→ **TEXTO DE LA PÁGINA**
-------
En 1861 González Ortega había sido el principal comandante militar liberal y creía merecer reconocimiento por la victoria contra los conservadores. Por el contrario, González Ortega, que seguía siendo comandante en jefe del ejército y de la División de Zacatecas, además de gobernador del estado, se asoció con los clubes de radicales, los principales enemigos de Juárez, y fue presidente del Club Reforma en marzo. Este club pidió la renuncia de Juárez. El ataque de González Ortega revelaba el alcance de la tensión entre el presidente civil y un jefe militar popular pero apesadumbrado. Anticipaba la escisión de seis años después entre Juárez y Porfirio Díaz. En las elecciones presidenciales de junio, González Ortega, que quedó en tercer lugar, de todas formas quedó como presidente de la Suprema Corte. Como tal, se convirtió en centro de la oposición en el Congreso contra Juárez y de la determinación de un sector significativo de los legisladores de sacarlo del poder.
     Las relaciones entre González Ortega, presidente de la Suprema Corte, y Juárez se rompieron irrevocablemente por la sucesión presidencial de 1865. Electo en 1861, el periodo presidencial terminaba ese año. Pero el núcleo del gabinete andaba trashumante, retirándose más al norte para escapar del avance francés. Como gran parte de México estaba bajo control imperial, no era posible celebrar verdaderas elecciones a la presidencia. Las de 1857, hay que señalar, no habían excluido la reelección. El 30 de noviembre de 1864 González Ortega le escribió a Juárez pidiéndole aclarar la fecha de terminación de su periodo presidencial. Juárez, en estrecha colaboración con Lerdo, estaba decidido a impedir que González Ortega participara en la competencia por la sucesión, ya que no confiaba en que siguiera resistiendo la intervención.
-------
→ **FILAS DE DATOS**
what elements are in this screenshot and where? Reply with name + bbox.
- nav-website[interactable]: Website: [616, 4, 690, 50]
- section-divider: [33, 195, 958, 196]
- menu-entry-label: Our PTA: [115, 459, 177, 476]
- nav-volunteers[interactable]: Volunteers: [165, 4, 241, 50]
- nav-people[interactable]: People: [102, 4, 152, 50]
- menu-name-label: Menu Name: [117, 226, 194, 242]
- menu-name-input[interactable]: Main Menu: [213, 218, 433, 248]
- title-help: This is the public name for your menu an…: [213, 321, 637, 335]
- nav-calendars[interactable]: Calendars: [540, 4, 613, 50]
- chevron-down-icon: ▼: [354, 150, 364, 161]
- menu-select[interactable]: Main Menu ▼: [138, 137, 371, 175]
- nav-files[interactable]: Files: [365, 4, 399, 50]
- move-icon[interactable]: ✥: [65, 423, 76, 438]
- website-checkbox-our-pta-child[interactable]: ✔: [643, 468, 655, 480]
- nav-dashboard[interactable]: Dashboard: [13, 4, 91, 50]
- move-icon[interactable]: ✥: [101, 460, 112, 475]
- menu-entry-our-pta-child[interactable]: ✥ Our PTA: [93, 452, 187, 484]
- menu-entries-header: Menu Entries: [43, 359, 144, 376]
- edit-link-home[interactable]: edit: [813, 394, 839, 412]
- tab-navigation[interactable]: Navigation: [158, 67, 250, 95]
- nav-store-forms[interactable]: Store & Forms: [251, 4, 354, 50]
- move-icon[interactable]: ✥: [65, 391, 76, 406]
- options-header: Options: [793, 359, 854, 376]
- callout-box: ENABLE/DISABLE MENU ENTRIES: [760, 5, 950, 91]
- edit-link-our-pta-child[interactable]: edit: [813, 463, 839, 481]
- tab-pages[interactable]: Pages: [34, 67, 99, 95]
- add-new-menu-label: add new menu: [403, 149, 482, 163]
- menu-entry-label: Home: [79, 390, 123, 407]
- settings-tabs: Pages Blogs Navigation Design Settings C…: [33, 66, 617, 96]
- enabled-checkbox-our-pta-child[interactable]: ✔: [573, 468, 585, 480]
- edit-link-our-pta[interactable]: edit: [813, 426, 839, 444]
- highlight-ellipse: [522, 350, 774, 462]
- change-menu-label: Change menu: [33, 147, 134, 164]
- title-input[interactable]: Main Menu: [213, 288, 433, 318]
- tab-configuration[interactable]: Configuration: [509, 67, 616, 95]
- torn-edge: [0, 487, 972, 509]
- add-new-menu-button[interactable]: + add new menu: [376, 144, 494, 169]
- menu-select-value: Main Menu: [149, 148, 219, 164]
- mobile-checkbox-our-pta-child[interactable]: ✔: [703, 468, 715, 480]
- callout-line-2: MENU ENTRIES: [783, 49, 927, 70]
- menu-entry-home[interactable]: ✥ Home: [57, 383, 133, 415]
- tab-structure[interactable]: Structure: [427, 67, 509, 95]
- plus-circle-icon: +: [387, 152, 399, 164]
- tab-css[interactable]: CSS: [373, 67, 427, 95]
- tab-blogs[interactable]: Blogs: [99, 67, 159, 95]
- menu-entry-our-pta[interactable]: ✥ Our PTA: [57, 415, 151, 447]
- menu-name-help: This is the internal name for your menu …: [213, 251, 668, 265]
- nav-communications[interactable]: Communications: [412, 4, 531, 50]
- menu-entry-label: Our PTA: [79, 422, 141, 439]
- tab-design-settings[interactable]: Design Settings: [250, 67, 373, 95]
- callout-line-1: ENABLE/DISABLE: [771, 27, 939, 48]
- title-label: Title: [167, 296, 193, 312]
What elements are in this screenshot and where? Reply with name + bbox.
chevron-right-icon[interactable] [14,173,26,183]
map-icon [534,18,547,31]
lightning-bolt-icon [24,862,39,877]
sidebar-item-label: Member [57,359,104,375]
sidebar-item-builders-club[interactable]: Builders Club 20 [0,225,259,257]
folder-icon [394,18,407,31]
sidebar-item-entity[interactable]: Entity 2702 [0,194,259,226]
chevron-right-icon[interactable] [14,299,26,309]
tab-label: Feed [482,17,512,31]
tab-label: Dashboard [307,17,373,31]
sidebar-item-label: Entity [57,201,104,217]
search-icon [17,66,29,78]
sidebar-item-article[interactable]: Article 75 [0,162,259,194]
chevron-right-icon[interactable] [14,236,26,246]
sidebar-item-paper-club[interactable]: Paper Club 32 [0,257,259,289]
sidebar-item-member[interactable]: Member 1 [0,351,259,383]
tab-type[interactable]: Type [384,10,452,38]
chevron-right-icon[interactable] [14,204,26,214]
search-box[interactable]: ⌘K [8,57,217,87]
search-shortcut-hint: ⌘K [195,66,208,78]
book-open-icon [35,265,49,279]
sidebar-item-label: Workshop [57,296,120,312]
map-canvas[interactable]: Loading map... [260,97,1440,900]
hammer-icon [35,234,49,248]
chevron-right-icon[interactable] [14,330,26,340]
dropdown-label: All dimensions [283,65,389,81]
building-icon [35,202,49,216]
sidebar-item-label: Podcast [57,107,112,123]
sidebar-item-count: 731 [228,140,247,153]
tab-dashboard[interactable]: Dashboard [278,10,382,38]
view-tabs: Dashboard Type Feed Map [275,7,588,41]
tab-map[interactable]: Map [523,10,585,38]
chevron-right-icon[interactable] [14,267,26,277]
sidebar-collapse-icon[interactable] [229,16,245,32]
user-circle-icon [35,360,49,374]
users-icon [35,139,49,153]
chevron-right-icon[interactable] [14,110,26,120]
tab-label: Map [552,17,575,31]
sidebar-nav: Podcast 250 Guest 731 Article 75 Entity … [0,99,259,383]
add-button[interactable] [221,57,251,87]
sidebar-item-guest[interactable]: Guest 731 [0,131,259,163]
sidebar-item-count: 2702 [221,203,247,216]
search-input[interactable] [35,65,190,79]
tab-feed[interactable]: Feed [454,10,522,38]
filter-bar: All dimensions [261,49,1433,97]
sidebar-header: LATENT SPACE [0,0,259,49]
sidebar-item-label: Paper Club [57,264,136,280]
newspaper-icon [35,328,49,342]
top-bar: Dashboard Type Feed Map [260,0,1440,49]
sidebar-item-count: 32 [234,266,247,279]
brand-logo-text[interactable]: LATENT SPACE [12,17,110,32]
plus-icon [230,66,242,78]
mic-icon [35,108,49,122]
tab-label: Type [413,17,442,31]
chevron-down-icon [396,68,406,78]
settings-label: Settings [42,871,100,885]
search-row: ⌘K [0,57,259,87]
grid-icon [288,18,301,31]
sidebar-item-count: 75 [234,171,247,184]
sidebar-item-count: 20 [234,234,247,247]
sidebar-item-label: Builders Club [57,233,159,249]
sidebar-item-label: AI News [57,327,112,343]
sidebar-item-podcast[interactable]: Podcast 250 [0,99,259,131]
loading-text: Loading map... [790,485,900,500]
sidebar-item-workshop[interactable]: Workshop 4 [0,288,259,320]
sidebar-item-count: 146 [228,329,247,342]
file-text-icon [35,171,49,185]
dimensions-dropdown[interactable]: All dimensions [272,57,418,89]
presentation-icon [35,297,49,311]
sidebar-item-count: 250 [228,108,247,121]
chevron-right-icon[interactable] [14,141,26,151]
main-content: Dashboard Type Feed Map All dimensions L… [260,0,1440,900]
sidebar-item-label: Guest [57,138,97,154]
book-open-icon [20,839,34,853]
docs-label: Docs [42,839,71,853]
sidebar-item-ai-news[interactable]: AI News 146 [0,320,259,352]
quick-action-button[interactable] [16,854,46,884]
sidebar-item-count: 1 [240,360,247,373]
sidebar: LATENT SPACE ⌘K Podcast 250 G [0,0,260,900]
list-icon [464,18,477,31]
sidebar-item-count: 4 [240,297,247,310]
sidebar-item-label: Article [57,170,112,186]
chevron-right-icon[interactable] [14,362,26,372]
-------
→ **INSTRUCCIÓN**
Copia el texto de la página desde "Las relaciones entre" hasta "resistiendo la intervención.", ambos incluidos, y sustituye "trashumante" por "itinerante".

→ **RESPUESTA DESARROLLADA**
Las relaciones entre González Ortega, presidente de la Suprema Corte, y Juárez se rompieron irrevocablemente por la sucesión presidencial de 1865. Electo en 1861, el periodo presidencial terminaba ese año. Pero el núcleo del gabinete andaba itinerante, retirándose más al norte para escapar del avance francés. Como gran parte de México estaba bajo control imperial, no era posible celebrar verdaderas elecciones a la presidencia. Las de 1857, hay que señalar, no habían excluido la reelección. El 30 de noviembre de 1864 González Ortega le escribió a Juárez pidiéndole aclarar la fecha de terminación de su periodo presidencial. Juárez, en estrecha colaboración con Lerdo, estaba decidido a impedir que González Ortega participara en la competencia por la sucesión, ya que no confiaba en que siguiera resistiendo la intervención.